▶ _What is expected_
Compute how many lines in the entries below contain "EPSDM", and output nothing but the number.

▶ _Input rows_
-.-.-

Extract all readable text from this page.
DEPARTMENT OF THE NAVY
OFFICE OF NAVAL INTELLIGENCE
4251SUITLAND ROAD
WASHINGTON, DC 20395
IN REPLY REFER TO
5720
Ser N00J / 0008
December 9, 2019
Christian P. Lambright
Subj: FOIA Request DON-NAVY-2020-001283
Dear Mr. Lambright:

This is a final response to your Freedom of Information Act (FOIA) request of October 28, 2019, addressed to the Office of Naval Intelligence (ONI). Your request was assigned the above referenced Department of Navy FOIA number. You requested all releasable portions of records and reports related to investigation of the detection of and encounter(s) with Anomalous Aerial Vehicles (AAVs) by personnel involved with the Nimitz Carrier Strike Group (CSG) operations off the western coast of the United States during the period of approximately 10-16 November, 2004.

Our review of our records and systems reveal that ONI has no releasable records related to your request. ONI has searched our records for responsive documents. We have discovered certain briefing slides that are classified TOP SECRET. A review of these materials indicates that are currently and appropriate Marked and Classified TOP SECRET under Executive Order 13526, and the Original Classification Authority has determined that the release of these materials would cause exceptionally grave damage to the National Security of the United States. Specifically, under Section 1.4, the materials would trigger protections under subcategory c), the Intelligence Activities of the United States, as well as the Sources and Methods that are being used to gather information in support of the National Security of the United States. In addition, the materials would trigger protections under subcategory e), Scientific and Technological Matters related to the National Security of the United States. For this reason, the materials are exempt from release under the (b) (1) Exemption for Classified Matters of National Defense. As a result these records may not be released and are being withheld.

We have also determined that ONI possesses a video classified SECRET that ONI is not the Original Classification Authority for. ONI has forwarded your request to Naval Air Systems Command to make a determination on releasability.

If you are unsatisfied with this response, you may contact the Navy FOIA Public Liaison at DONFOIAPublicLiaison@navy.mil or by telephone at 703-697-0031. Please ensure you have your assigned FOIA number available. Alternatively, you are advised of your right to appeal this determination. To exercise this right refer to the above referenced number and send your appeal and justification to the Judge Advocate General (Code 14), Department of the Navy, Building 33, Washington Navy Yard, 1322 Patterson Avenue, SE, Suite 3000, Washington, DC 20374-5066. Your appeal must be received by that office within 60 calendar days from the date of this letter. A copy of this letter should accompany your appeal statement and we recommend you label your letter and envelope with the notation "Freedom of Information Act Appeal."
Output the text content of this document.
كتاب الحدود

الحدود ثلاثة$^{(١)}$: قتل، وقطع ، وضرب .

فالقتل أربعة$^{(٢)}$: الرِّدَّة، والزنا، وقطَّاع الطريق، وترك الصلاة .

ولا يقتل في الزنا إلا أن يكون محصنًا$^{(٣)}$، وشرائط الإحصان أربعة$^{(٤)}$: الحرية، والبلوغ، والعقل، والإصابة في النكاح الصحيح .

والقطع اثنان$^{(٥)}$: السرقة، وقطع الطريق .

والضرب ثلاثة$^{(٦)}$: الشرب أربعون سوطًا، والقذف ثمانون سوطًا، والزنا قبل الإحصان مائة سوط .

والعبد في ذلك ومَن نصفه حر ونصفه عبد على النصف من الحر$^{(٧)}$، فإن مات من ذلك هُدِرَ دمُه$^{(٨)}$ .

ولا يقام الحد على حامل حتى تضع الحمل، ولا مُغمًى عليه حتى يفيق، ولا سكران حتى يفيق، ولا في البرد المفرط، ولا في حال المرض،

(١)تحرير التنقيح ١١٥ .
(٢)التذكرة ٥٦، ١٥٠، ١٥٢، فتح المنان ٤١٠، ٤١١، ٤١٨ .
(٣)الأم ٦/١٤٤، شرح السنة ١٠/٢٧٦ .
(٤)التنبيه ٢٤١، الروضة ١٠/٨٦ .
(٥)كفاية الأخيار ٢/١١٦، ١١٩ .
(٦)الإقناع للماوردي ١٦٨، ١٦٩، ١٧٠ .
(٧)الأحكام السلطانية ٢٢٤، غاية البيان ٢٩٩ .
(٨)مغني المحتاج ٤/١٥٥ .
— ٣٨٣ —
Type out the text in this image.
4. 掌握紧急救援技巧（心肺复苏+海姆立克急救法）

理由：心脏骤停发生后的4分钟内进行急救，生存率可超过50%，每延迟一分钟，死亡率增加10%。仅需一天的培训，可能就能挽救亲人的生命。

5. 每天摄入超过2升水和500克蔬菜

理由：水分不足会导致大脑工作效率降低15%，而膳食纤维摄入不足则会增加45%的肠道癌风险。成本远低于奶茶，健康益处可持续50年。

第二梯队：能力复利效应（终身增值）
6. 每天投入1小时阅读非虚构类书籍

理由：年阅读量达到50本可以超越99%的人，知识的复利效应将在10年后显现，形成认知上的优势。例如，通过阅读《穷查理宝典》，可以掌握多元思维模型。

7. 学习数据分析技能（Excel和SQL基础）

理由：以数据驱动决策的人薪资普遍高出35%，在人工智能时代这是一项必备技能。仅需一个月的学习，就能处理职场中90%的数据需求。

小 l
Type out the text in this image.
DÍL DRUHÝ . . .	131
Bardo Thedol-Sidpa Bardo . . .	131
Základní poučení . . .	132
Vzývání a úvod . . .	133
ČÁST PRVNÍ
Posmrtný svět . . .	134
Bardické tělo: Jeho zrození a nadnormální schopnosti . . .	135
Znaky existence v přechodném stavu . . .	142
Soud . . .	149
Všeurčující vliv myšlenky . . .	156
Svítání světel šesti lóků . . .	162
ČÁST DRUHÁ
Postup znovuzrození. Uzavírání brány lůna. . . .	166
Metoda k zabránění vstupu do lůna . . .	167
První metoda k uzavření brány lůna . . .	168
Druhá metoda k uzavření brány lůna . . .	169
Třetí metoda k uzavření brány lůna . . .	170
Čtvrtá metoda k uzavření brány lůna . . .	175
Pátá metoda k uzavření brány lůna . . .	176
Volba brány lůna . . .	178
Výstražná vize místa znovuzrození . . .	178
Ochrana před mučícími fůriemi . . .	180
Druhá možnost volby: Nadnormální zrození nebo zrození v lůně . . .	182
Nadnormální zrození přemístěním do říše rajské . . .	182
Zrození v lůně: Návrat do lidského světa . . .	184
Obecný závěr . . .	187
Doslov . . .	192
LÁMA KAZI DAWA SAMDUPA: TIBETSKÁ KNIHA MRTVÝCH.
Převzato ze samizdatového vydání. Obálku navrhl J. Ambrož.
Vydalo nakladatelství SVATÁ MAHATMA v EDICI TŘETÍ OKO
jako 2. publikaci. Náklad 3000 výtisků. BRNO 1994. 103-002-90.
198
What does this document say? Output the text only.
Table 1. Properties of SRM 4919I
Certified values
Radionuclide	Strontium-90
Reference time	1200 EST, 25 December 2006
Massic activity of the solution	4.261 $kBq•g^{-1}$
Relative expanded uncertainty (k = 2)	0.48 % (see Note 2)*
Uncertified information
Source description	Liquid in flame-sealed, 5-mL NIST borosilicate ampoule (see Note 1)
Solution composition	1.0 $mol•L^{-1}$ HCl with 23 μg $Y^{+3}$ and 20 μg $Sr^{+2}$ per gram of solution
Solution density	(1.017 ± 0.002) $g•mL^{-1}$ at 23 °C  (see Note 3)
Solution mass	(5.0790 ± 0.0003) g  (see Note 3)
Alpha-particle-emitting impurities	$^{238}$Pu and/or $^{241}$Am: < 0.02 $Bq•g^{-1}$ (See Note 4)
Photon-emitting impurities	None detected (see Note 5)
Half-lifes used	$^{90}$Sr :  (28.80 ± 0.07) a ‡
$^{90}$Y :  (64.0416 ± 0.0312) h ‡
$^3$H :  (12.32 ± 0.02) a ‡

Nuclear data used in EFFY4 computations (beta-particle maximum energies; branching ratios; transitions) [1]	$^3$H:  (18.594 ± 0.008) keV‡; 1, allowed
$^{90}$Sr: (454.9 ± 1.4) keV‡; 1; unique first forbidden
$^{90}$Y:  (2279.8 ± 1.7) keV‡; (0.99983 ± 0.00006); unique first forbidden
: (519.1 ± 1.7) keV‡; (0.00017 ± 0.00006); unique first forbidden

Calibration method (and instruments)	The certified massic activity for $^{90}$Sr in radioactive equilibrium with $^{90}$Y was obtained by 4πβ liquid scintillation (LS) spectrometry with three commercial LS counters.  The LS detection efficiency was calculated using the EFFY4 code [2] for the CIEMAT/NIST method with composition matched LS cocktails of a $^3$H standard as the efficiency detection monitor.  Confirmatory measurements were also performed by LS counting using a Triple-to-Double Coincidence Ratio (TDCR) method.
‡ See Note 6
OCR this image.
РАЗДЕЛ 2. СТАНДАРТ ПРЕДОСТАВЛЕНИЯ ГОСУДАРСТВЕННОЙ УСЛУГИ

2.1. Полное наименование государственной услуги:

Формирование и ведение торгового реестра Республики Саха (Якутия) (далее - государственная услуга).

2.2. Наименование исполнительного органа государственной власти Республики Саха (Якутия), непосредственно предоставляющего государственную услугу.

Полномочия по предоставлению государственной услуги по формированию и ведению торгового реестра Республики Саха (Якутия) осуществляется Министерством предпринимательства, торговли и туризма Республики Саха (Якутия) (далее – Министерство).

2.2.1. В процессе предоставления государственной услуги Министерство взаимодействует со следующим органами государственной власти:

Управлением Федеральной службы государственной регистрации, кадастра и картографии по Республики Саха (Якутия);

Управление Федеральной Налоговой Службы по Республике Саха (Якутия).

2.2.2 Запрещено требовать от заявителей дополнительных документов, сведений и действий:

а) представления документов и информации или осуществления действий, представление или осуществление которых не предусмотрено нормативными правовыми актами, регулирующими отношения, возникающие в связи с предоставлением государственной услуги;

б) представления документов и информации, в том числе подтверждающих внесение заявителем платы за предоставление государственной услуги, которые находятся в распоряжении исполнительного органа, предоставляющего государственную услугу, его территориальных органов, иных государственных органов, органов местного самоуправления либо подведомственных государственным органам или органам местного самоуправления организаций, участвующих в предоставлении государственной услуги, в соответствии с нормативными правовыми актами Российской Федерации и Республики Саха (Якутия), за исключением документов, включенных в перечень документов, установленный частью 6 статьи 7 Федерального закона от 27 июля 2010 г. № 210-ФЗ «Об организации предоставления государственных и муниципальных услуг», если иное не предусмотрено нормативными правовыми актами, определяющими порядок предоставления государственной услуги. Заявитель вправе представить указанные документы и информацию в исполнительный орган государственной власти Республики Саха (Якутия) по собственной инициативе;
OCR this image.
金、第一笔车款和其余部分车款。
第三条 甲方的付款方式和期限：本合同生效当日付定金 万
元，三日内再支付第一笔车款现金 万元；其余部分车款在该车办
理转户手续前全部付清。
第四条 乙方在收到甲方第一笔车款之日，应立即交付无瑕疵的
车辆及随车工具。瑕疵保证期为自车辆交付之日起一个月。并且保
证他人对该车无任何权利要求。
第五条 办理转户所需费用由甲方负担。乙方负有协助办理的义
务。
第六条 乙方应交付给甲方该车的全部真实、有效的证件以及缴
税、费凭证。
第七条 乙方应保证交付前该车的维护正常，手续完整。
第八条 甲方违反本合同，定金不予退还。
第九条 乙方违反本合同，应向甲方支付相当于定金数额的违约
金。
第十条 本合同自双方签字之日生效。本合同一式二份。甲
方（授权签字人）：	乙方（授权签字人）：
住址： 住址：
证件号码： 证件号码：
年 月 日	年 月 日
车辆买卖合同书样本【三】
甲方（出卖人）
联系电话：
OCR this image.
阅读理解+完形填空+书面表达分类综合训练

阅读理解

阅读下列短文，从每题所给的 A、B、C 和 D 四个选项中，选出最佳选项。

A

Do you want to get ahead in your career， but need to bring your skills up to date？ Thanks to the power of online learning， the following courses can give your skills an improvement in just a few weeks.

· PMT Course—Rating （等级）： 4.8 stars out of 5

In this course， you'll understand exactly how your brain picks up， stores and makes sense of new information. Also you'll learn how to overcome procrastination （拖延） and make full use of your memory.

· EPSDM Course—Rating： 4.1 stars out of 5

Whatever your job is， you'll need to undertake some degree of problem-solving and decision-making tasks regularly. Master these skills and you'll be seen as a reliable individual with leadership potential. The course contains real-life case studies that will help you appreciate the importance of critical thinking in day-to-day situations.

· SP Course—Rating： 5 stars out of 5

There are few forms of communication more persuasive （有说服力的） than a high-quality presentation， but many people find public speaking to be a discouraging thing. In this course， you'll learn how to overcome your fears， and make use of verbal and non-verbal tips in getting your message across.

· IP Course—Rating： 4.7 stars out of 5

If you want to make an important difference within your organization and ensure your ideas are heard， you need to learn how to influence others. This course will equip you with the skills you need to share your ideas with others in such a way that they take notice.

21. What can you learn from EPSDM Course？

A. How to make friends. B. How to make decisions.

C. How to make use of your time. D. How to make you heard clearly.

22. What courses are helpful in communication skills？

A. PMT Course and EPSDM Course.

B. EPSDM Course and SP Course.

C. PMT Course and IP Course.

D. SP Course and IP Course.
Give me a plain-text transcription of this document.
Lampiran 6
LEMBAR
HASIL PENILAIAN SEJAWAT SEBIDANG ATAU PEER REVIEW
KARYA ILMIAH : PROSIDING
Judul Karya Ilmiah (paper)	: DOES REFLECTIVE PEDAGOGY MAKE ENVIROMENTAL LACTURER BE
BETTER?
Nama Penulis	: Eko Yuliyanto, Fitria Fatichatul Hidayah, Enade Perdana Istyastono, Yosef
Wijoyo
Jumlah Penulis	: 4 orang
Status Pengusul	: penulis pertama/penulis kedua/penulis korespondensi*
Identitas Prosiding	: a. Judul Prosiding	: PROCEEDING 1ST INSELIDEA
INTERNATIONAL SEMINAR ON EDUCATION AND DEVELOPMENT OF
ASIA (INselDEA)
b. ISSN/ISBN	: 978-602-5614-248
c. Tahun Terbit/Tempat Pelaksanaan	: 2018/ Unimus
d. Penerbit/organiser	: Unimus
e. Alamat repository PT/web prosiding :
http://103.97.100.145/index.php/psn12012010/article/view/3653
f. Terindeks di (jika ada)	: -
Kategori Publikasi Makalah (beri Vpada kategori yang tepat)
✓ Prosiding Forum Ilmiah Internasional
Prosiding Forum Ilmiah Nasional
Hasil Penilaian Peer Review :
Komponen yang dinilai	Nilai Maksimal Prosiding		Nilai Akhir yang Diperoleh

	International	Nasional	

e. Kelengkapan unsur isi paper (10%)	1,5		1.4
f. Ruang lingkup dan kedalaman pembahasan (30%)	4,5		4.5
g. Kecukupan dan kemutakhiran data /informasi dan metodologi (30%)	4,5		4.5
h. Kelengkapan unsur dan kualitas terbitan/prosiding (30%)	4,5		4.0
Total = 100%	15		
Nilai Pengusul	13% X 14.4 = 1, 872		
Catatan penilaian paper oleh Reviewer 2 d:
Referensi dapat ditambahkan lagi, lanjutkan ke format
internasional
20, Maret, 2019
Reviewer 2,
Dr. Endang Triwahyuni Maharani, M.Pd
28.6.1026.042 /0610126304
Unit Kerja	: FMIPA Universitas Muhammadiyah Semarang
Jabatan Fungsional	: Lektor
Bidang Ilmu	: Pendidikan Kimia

-.-.-

▶ _Problem solution_
4